Each entry below is to be written out exactly, and the pictures are to be left out.

DATASET RECORDS:
— Begin —

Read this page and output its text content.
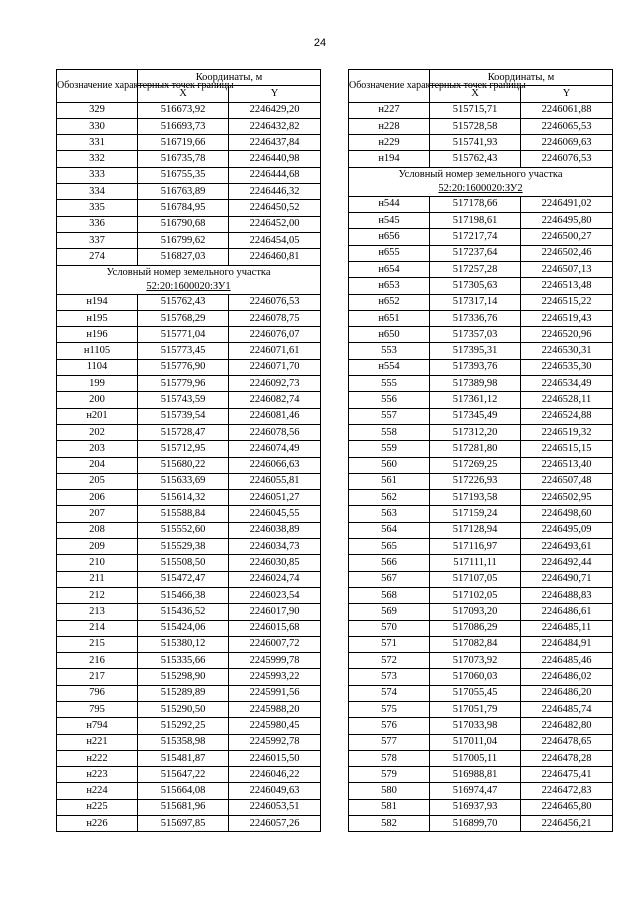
24
Обозначение характерных точек границы	Координаты, м	
	X	Y
329	516673,92	2246429,20
330	516693,73	2246432,82
331	516719,66	2246437,84
332	516735,78	2246440,98
333	516755,35	2246444,68
334	516763,89	2246446,32
335	516784,95	2246450,52
336	516790,68	2246452,00
337	516799,62	2246454,05
274	516827,03	2246460,81
Условный номер земельного участка
52:20:1600020:ЗУ1		
н194	515762,43	2246076,53
н195	515768,29	2246078,75
н196	515771,04	2246076,07
н1105	515773,45	2246071,61
1104	515776,90	2246071,70
199	515779,96	2246092,73
200	515743,59	2246082,74
н201	515739,54	2246081,46
202	515728,47	2246078,56
203	515712,95	2246074,49
204	515680,22	2246066,63
205	515633,69	2246055,81
206	515614,32	2246051,27
207	515588,84	2246045,55
208	515552,60	2246038,89
209	515529,38	2246034,73
210	515508,50	2246030,85
211	515472,47	2246024,74
212	515466,38	2246023,54
213	515436,52	2246017,90
214	515424,06	2246015,68
215	515380,12	2246007,72
216	515335,66	2245999,78
217	515298,90	2245993,22
796	515289,89	2245991,56
795	515290,50	2245988,20
н794	515292,25	2245980,45
н221	515358,98	2245992,78
н222	515481,87	2246015,50
н223	515647,22	2246046,22
н224	515664,08	2246049,63
н225	515681,96	2246053,51
н226	515697,85	2246057,26
Обозначение характерных точек границы	Координаты, м	
	X	Y
н227	515715,71	2246061,88
н228	515728,58	2246065,53
н229	515741,93	2246069,63
н194	515762,43	2246076,53
Условный номер земельного участка
52:20:1600020:ЗУ2		
н544	517178,66	2246491,02
н545	517198,61	2246495,80
н656	517217,74	2246500,27
н655	517237,64	2246502,46
н654	517257,28	2246507,13
н653	517305,63	2246513,48
н652	517317,14	2246515,22
н651	517336,76	2246519,43
н650	517357,03	2246520,96
553	517395,31	2246530,31
н554	517393,76	2246535,30
555	517389,98	2246534,49
556	517361,12	2246528,11
557	517345,49	2246524,88
558	517312,20	2246519,32
559	517281,80	2246515,15
560	517269,25	2246513,40
561	517226,93	2246507,48
562	517193,58	2246502,95
563	517159,24	2246498,60
564	517128,94	2246495,09
565	517116,97	2246493,61
566	517111,11	2246492,44
567	517107,05	2246490,71
568	517102,05	2246488,83
569	517093,20	2246486,61
570	517086,29	2246485,11
571	517082,84	2246484,91
572	517073,92	2246485,46
573	517060,03	2246486,02
574	517055,45	2246486,20
575	517051,79	2246485,74
576	517033,98	2246482,80
577	517011,04	2246478,65
578	517005,11	2246478,28
579	516988,81	2246475,41
580	516974,47	2246472,83
581	516937,93	2246465,80
582	516899,70	2246456,21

— End —

RESULT BELOW:
Read this page and output its text content.
24
Обозначение характерных точек границы	Координаты, м	
	X	Y
329	516673,92	2246429,20
330	516693,73	2246432,82
331	516719,66	2246437,84
332	516735,78	2246440,98
333	516755,35	2246444,68
334	516763,89	2246446,32
335	516784,95	2246450,52
336	516790,68	2246452,00
337	516799,62	2246454,05
274	516827,03	2246460,81
Условный номер земельного участка
52:20:1600020:ЗУ1		
н194	515762,43	2246076,53
н195	515768,29	2246078,75
н196	515771,04	2246076,07
н1105	515773,45	2246071,61
1104	515776,90	2246071,70
199	515779,96	2246092,73
200	515743,59	2246082,74
н201	515739,54	2246081,46
202	515728,47	2246078,56
203	515712,95	2246074,49
204	515680,22	2246066,63
205	515633,69	2246055,81
206	515614,32	2246051,27
207	515588,84	2246045,55
208	515552,60	2246038,89
209	515529,38	2246034,73
210	515508,50	2246030,85
211	515472,47	2246024,74
212	515466,38	2246023,54
213	515436,52	2246017,90
214	515424,06	2246015,68
215	515380,12	2246007,72
216	515335,66	2245999,78
217	515298,90	2245993,22
796	515289,89	2245991,56
795	515290,50	2245988,20
н794	515292,25	2245980,45
н221	515358,98	2245992,78
н222	515481,87	2246015,50
н223	515647,22	2246046,22
н224	515664,08	2246049,63
н225	515681,96	2246053,51
н226	515697,85	2246057,26
Обозначение характерных точек границы	Координаты, м	
	X	Y
н227	515715,71	2246061,88
н228	515728,58	2246065,53
н229	515741,93	2246069,63
н194	515762,43	2246076,53
Условный номер земельного участка
52:20:1600020:ЗУ2		
н544	517178,66	2246491,02
н545	517198,61	2246495,80
н656	517217,74	2246500,27
н655	517237,64	2246502,46
н654	517257,28	2246507,13
н653	517305,63	2246513,48
н652	517317,14	2246515,22
н651	517336,76	2246519,43
н650	517357,03	2246520,96
553	517395,31	2246530,31
н554	517393,76	2246535,30
555	517389,98	2246534,49
556	517361,12	2246528,11
557	517345,49	2246524,88
558	517312,20	2246519,32
559	517281,80	2246515,15
560	517269,25	2246513,40
561	517226,93	2246507,48
562	517193,58	2246502,95
563	517159,24	2246498,60
564	517128,94	2246495,09
565	517116,97	2246493,61
566	517111,11	2246492,44
567	517107,05	2246490,71
568	517102,05	2246488,83
569	517093,20	2246486,61
570	517086,29	2246485,11
571	517082,84	2246484,91
572	517073,92	2246485,46
573	517060,03	2246486,02
574	517055,45	2246486,20
575	517051,79	2246485,74
576	517033,98	2246482,80
577	517011,04	2246478,65
578	517005,11	2246478,28
579	516988,81	2246475,41
580	516974,47	2246472,83
581	516937,93	2246465,80
582	516899,70	2246456,21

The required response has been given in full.